■ **Instructions to follow**
Reproduce the listing below exactly, minus its pictures.

■ **Material**
★ ★ ★
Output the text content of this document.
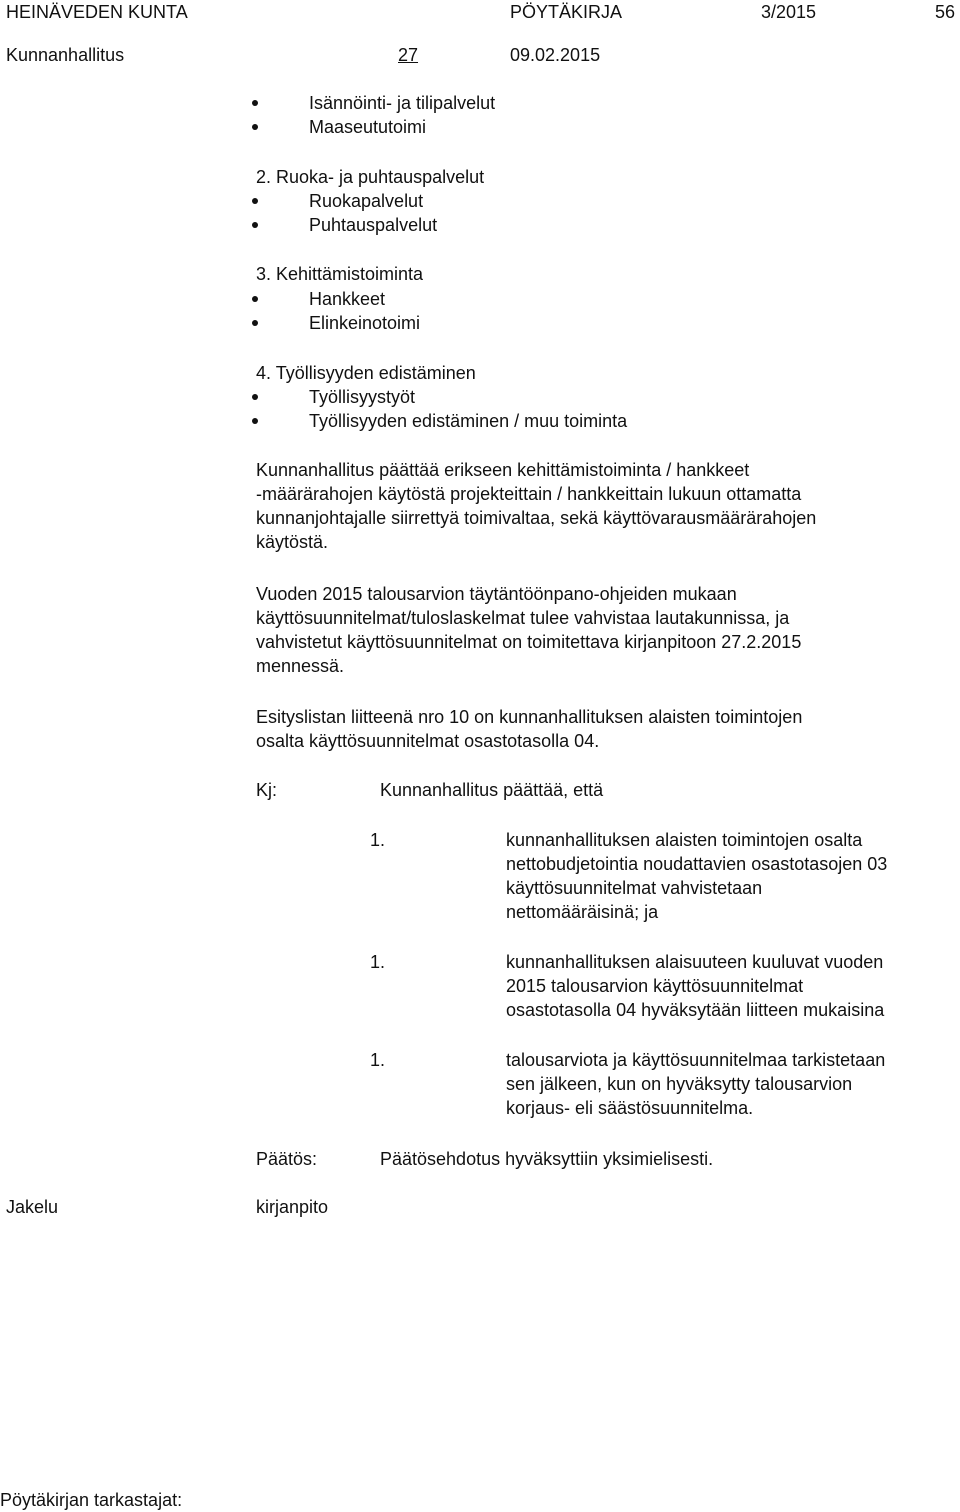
HEINÄVEDEN KUNTA	PÖYTÄKIRJA	3/2015	56
Kunnanhallitus	27	09.02.2015
Isännöinti- ja tilipalvelut
Maaseututoimi
2. Ruoka- ja puhtauspalvelut
Ruokapalvelut
Puhtauspalvelut
3. Kehittämistoiminta
Hankkeet
Elinkeinotoimi
4. Työllisyyden edistäminen
Työllisyystyöt
Työllisyyden edistäminen / muu toiminta
Kunnanhallitus päättää erikseen kehittämistoiminta / hankkeet
-määrärahojen käytöstä projekteittain / hankkeittain lukuun ottamatta
kunnanjohtajalle siirrettyä toimivaltaa, sekä käyttövarausmäärärahojen
käytöstä.
Vuoden 2015 talousarvion täytäntöönpano-ohjeiden mukaan
käyttösuunnitelmat/tuloslaskelmat tulee vahvistaa lautakunnissa, ja
vahvistetut käyttösuunnitelmat on toimitettava kirjanpitoon 27.2.2015
mennessä.
Esityslistan liitteenä nro 10 on kunnanhallituksen alaisten toimintojen
osalta käyttösuunnitelmat osastotasolla 04.
Kj:	Kunnanhallitus päättää, että
1.	kunnanhallituksen alaisten toimintojen osalta
nettobudjetointia noudattavien osastotasojen 03
käyttösuunnitelmat vahvistetaan
nettomääräisinä; ja
1.	kunnanhallituksen alaisuuteen kuuluvat vuoden
2015 talousarvion käyttösuunnitelmat
osastotasolla 04 hyväksytään liitteen mukaisina
1.	talousarviota ja käyttösuunnitelmaa tarkistetaan
sen jälkeen, kun on hyväksytty talousarvion
korjaus- eli säästösuunnitelma.
Päätös:	Päätösehdotus hyväksyttiin yksimielisesti.
Jakelu	kirjanpito
Pöytäkirjan tarkastajat:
★ ★ ★
■ **Written reply**
Output the text content of this document.
HEINÄVEDEN KUNTA	PÖYTÄKIRJA	3/2015	56
Kunnanhallitus	27	09.02.2015
Isännöinti- ja tilipalvelut
Maaseututoimi
2. Ruoka- ja puhtauspalvelut
Ruokapalvelut
Puhtauspalvelut
3. Kehittämistoiminta
Hankkeet
Elinkeinotoimi
4. Työllisyyden edistäminen
Työllisyystyöt
Työllisyyden edistäminen / muu toiminta
Kunnanhallitus päättää erikseen kehittämistoiminta / hankkeet
-määrärahojen käytöstä projekteittain / hankkeittain lukuun ottamatta
kunnanjohtajalle siirrettyä toimivaltaa, sekä käyttövarausmäärärahojen
käytöstä.
Vuoden 2015 talousarvion täytäntöönpano-ohjeiden mukaan
käyttösuunnitelmat/tuloslaskelmat tulee vahvistaa lautakunnissa, ja
vahvistetut käyttösuunnitelmat on toimitettava kirjanpitoon 27.2.2015
mennessä.
Esityslistan liitteenä nro 10 on kunnanhallituksen alaisten toimintojen
osalta käyttösuunnitelmat osastotasolla 04.
Kj:	Kunnanhallitus päättää, että
1.	kunnanhallituksen alaisten toimintojen osalta
nettobudjetointia noudattavien osastotasojen 03
käyttösuunnitelmat vahvistetaan
nettomääräisinä; ja
1.	kunnanhallituksen alaisuuteen kuuluvat vuoden
2015 talousarvion käyttösuunnitelmat
osastotasolla 04 hyväksytään liitteen mukaisina
1.	talousarviota ja käyttösuunnitelmaa tarkistetaan
sen jälkeen, kun on hyväksytty talousarvion
korjaus- eli säästösuunnitelma.
Päätös:	Päätösehdotus hyväksyttiin yksimielisesti.
Jakelu	kirjanpito
Pöytäkirjan tarkastajat:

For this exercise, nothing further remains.